» **The exercise**: In the records below, find each line containing the word "pokrętło" and copy it.
--- start Provided records ---
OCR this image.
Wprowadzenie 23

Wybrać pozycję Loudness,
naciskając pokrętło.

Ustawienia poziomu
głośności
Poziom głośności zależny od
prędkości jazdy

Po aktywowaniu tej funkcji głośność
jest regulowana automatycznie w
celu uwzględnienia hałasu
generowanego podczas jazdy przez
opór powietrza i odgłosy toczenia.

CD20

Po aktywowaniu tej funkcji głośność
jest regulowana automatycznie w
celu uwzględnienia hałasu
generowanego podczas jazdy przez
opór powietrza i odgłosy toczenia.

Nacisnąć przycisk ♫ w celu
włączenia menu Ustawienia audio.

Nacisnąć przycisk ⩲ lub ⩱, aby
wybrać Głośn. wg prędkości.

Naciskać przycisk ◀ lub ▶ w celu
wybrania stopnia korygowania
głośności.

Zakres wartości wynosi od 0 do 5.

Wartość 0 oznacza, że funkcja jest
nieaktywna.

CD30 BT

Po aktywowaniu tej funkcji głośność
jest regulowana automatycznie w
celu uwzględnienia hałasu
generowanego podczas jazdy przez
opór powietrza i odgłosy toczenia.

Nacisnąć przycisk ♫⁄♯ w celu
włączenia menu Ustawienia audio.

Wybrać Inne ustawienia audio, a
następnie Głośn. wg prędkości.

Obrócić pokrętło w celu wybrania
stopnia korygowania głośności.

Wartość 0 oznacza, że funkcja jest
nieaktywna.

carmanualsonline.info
--- end Provided records ---
» **Output below**:
naciskając pokrętło.
Obrócić pokrętło w celu wybrania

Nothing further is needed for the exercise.